Copy each line holding the string "phase".

[Raw records]
----

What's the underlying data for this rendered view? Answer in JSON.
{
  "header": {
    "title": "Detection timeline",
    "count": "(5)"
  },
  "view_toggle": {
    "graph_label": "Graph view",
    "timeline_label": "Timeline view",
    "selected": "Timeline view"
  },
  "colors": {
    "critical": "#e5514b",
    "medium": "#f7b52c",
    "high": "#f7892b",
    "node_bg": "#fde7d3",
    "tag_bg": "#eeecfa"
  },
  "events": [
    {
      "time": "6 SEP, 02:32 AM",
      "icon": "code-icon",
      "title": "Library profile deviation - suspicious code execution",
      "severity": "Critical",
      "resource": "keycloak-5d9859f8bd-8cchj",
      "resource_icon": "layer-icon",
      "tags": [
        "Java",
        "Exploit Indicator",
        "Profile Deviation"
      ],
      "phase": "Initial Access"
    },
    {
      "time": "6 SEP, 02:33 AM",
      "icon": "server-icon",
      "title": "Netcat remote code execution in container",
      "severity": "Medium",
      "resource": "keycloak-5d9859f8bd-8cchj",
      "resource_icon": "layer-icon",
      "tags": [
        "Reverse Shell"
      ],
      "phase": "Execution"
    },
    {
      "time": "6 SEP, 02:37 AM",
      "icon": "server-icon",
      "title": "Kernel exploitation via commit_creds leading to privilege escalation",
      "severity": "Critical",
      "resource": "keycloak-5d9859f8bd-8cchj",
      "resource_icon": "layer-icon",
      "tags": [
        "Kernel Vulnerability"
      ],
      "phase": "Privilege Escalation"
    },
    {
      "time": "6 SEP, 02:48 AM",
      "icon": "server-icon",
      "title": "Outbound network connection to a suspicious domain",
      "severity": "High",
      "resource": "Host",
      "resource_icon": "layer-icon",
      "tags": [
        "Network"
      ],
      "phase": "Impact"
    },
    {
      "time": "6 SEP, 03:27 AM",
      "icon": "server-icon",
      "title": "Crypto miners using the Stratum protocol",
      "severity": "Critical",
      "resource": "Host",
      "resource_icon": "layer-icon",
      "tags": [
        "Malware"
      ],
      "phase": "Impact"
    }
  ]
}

----

> _Answer to the problem_:
      "phase": "Initial Access"
      "phase": "Execution"
      "phase": "Privilege Escalation"
      "phase": "Impact"
      "phase": "Impact"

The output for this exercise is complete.